● RECORDS SUPPLIED:

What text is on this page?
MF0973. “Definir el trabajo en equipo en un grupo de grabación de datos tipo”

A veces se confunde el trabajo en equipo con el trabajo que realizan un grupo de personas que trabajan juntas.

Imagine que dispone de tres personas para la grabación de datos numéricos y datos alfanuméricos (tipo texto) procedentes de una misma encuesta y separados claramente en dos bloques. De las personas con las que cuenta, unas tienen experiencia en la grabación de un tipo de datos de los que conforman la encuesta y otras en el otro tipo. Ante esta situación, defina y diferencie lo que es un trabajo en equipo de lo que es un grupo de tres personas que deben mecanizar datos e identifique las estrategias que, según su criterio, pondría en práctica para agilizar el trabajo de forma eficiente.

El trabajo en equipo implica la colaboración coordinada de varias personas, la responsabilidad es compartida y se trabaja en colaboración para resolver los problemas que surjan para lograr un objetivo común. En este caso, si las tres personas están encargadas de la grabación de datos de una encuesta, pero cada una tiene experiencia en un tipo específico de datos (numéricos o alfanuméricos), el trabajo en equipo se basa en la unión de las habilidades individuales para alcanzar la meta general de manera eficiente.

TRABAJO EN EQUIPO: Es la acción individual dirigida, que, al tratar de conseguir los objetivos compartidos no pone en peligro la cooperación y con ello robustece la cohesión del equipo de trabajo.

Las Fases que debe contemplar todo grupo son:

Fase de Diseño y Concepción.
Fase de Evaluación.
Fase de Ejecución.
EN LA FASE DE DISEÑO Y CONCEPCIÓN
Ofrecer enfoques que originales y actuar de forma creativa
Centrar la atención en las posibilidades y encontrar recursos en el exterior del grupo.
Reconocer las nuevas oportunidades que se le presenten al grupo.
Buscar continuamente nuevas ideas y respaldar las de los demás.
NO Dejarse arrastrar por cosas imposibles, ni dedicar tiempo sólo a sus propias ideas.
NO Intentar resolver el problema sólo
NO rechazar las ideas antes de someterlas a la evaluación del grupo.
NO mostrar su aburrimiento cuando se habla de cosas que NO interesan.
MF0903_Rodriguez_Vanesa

● WHAT THIS TASK INVOLVES: The records above should be returned exactly.

● RIGHT ANSWER:
What text is on this page?
MF0973. “Definir el trabajo en equipo en un grupo de grabación de datos tipo”

A veces se confunde el trabajo en equipo con el trabajo que realizan un grupo de personas que trabajan juntas.

Imagine que dispone de tres personas para la grabación de datos numéricos y datos alfanuméricos (tipo texto) procedentes de una misma encuesta y separados claramente en dos bloques. De las personas con las que cuenta, unas tienen experiencia en la grabación de un tipo de datos de los que conforman la encuesta y otras en el otro tipo. Ante esta situación, defina y diferencie lo que es un trabajo en equipo de lo que es un grupo de tres personas que deben mecanizar datos e identifique las estrategias que, según su criterio, pondría en práctica para agilizar el trabajo de forma eficiente.

El trabajo en equipo implica la colaboración coordinada de varias personas, la responsabilidad es compartida y se trabaja en colaboración para resolver los problemas que surjan para lograr un objetivo común. En este caso, si las tres personas están encargadas de la grabación de datos de una encuesta, pero cada una tiene experiencia en un tipo específico de datos (numéricos o alfanuméricos), el trabajo en equipo se basa en la unión de las habilidades individuales para alcanzar la meta general de manera eficiente.

TRABAJO EN EQUIPO: Es la acción individual dirigida, que, al tratar de conseguir los objetivos compartidos no pone en peligro la cooperación y con ello robustece la cohesión del equipo de trabajo.

Las Fases que debe contemplar todo grupo son:

Fase de Diseño y Concepción.
Fase de Evaluación.
Fase de Ejecución.
EN LA FASE DE DISEÑO Y CONCEPCIÓN
Ofrecer enfoques que originales y actuar de forma creativa
Centrar la atención en las posibilidades y encontrar recursos en el exterior del grupo.
Reconocer las nuevas oportunidades que se le presenten al grupo.
Buscar continuamente nuevas ideas y respaldar las de los demás.
NO Dejarse arrastrar por cosas imposibles, ni dedicar tiempo sólo a sus propias ideas.
NO Intentar resolver el problema sólo
NO rechazar las ideas antes de someterlas a la evaluación del grupo.
NO mostrar su aburrimiento cuando se habla de cosas que NO interesan.
MF0903_Rodriguez_Vanesa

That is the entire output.